— PROBLEM TO WORK ON —
Render the following material again verbatim, leaving nothing out.

## BEGIN INPUT RECORDS

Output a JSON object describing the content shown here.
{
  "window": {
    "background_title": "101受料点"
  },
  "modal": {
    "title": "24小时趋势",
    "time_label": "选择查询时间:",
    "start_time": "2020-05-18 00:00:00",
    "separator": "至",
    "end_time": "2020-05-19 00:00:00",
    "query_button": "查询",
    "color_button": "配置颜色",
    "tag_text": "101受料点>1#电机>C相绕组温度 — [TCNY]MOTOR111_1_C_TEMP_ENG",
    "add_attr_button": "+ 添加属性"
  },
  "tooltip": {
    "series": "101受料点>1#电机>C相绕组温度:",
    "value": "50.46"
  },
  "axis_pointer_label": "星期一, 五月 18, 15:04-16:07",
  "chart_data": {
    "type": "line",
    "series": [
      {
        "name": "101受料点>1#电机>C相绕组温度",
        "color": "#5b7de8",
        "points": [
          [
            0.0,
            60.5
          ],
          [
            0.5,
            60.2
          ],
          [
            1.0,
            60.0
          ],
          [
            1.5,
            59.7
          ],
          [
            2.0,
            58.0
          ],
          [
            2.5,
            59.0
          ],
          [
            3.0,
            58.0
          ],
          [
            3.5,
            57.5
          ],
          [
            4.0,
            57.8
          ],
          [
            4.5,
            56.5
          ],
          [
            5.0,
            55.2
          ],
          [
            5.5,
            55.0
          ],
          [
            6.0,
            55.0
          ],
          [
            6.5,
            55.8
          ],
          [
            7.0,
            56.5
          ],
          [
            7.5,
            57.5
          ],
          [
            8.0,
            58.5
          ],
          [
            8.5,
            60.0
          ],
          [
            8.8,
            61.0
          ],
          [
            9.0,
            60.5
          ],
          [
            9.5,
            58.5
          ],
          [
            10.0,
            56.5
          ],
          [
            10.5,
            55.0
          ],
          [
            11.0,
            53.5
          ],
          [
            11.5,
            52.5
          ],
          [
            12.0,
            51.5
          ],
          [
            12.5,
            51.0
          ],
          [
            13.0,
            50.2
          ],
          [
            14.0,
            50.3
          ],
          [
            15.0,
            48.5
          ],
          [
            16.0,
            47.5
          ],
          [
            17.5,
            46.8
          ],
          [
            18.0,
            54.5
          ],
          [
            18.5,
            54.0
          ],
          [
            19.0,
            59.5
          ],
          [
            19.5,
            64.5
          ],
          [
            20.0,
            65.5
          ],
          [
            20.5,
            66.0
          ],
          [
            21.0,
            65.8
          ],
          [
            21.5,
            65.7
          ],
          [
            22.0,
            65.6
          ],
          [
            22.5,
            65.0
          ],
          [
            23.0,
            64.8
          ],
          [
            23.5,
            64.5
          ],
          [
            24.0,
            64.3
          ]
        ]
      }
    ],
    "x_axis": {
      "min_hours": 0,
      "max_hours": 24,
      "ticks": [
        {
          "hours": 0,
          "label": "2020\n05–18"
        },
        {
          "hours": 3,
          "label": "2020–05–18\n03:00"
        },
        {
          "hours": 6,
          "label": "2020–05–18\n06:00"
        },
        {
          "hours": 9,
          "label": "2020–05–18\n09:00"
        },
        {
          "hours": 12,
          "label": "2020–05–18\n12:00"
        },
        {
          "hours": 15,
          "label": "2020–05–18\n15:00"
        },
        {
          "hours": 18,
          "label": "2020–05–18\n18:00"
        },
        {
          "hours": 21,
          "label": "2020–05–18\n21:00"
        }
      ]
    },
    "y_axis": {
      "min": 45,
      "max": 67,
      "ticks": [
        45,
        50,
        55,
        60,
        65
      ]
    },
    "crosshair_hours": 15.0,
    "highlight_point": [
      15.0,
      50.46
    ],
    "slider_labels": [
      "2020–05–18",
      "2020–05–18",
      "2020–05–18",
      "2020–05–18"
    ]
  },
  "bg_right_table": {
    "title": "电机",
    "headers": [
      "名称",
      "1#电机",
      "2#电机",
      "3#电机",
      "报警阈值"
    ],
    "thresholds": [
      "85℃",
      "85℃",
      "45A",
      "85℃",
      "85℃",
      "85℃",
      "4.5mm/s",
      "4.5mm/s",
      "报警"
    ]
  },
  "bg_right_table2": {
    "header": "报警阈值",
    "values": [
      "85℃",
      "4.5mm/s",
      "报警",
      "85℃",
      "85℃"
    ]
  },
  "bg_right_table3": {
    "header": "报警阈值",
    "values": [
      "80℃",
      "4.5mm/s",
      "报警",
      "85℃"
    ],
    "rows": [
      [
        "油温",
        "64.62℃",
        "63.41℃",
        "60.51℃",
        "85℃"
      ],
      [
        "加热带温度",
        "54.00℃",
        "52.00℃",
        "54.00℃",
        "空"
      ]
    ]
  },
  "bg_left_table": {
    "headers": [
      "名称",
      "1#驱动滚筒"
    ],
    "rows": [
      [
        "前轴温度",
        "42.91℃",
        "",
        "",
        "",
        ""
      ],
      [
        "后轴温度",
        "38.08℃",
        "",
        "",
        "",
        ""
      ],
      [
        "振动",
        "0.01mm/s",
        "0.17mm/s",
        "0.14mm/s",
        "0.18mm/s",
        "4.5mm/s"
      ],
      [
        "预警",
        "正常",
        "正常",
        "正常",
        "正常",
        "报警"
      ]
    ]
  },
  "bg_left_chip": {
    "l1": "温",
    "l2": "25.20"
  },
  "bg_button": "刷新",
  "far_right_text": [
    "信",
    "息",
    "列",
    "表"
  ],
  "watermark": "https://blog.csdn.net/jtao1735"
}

## END INPUT RECORDS

— THE SOLUTION —
Output a JSON object describing the content shown here.
{
  "window": {
    "background_title": "101受料点"
  },
  "modal": {
    "title": "24小时趋势",
    "time_label": "选择查询时间:",
    "start_time": "2020-05-18 00:00:00",
    "separator": "至",
    "end_time": "2020-05-19 00:00:00",
    "query_button": "查询",
    "color_button": "配置颜色",
    "tag_text": "101受料点>1#电机>C相绕组温度 — [TCNY]MOTOR111_1_C_TEMP_ENG",
    "add_attr_button": "+ 添加属性"
  },
  "tooltip": {
    "series": "101受料点>1#电机>C相绕组温度:",
    "value": "50.46"
  },
  "axis_pointer_label": "星期一, 五月 18, 15:04-16:07",
  "chart_data": {
    "type": "line",
    "series": [
      {
        "name": "101受料点>1#电机>C相绕组温度",
        "color": "#5b7de8",
        "points": [
          [
            0.0,
            60.5
          ],
          [
            0.5,
            60.2
          ],
          [
            1.0,
            60.0
          ],
          [
            1.5,
            59.7
          ],
          [
            2.0,
            58.0
          ],
          [
            2.5,
            59.0
          ],
          [
            3.0,
            58.0
          ],
          [
            3.5,
            57.5
          ],
          [
            4.0,
            57.8
          ],
          [
            4.5,
            56.5
          ],
          [
            5.0,
            55.2
          ],
          [
            5.5,
            55.0
          ],
          [
            6.0,
            55.0
          ],
          [
            6.5,
            55.8
          ],
          [
            7.0,
            56.5
          ],
          [
            7.5,
            57.5
          ],
          [
            8.0,
            58.5
          ],
          [
            8.5,
            60.0
          ],
          [
            8.8,
            61.0
          ],
          [
            9.0,
            60.5
          ],
          [
            9.5,
            58.5
          ],
          [
            10.0,
            56.5
          ],
          [
            10.5,
            55.0
          ],
          [
            11.0,
            53.5
          ],
          [
            11.5,
            52.5
          ],
          [
            12.0,
            51.5
          ],
          [
            12.5,
            51.0
          ],
          [
            13.0,
            50.2
          ],
          [
            14.0,
            50.3
          ],
          [
            15.0,
            48.5
          ],
          [
            16.0,
            47.5
          ],
          [
            17.5,
            46.8
          ],
          [
            18.0,
            54.5
          ],
          [
            18.5,
            54.0
          ],
          [
            19.0,
            59.5
          ],
          [
            19.5,
            64.5
          ],
          [
            20.0,
            65.5
          ],
          [
            20.5,
            66.0
          ],
          [
            21.0,
            65.8
          ],
          [
            21.5,
            65.7
          ],
          [
            22.0,
            65.6
          ],
          [
            22.5,
            65.0
          ],
          [
            23.0,
            64.8
          ],
          [
            23.5,
            64.5
          ],
          [
            24.0,
            64.3
          ]
        ]
      }
    ],
    "x_axis": {
      "min_hours": 0,
      "max_hours": 24,
      "ticks": [
        {
          "hours": 0,
          "label": "2020\n05–18"
        },
        {
          "hours": 3,
          "label": "2020–05–18\n03:00"
        },
        {
          "hours": 6,
          "label": "2020–05–18\n06:00"
        },
        {
          "hours": 9,
          "label": "2020–05–18\n09:00"
        },
        {
          "hours": 12,
          "label": "2020–05–18\n12:00"
        },
        {
          "hours": 15,
          "label": "2020–05–18\n15:00"
        },
        {
          "hours": 18,
          "label": "2020–05–18\n18:00"
        },
        {
          "hours": 21,
          "label": "2020–05–18\n21:00"
        }
      ]
    },
    "y_axis": {
      "min": 45,
      "max": 67,
      "ticks": [
        45,
        50,
        55,
        60,
        65
      ]
    },
    "crosshair_hours": 15.0,
    "highlight_point": [
      15.0,
      50.46
    ],
    "slider_labels": [
      "2020–05–18",
      "2020–05–18",
      "2020–05–18",
      "2020–05–18"
    ]
  },
  "bg_right_table": {
    "title": "电机",
    "headers": [
      "名称",
      "1#电机",
      "2#电机",
      "3#电机",
      "报警阈值"
    ],
    "thresholds": [
      "85℃",
      "85℃",
      "45A",
      "85℃",
      "85℃",
      "85℃",
      "4.5mm/s",
      "4.5mm/s",
      "报警"
    ]
  },
  "bg_right_table2": {
    "header": "报警阈值",
    "values": [
      "85℃",
      "4.5mm/s",
      "报警",
      "85℃",
      "85℃"
    ]
  },
  "bg_right_table3": {
    "header": "报警阈值",
    "values": [
      "80℃",
      "4.5mm/s",
      "报警",
      "85℃"
    ],
    "rows": [
      [
        "油温",
        "64.62℃",
        "63.41℃",
        "60.51℃",
        "85℃"
      ],
      [
        "加热带温度",
        "54.00℃",
        "52.00℃",
        "54.00℃",
        "空"
      ]
    ]
  },
  "bg_left_table": {
    "headers": [
      "名称",
      "1#驱动滚筒"
    ],
    "rows": [
      [
        "前轴温度",
        "42.91℃",
        "",
        "",
        "",
        ""
      ],
      [
        "后轴温度",
        "38.08℃",
        "",
        "",
        "",
        ""
      ],
      [
        "振动",
        "0.01mm/s",
        "0.17mm/s",
        "0.14mm/s",
        "0.18mm/s",
        "4.5mm/s"
      ],
      [
        "预警",
        "正常",
        "正常",
        "正常",
        "正常",
        "报警"
      ]
    ]
  },
  "bg_left_chip": {
    "l1": "温",
    "l2": "25.20"
  },
  "bg_button": "刷新",
  "far_right_text": [
    "信",
    "息",
    "列",
    "表"
  ],
  "watermark": "https://blog.csdn.net/jtao1735"
}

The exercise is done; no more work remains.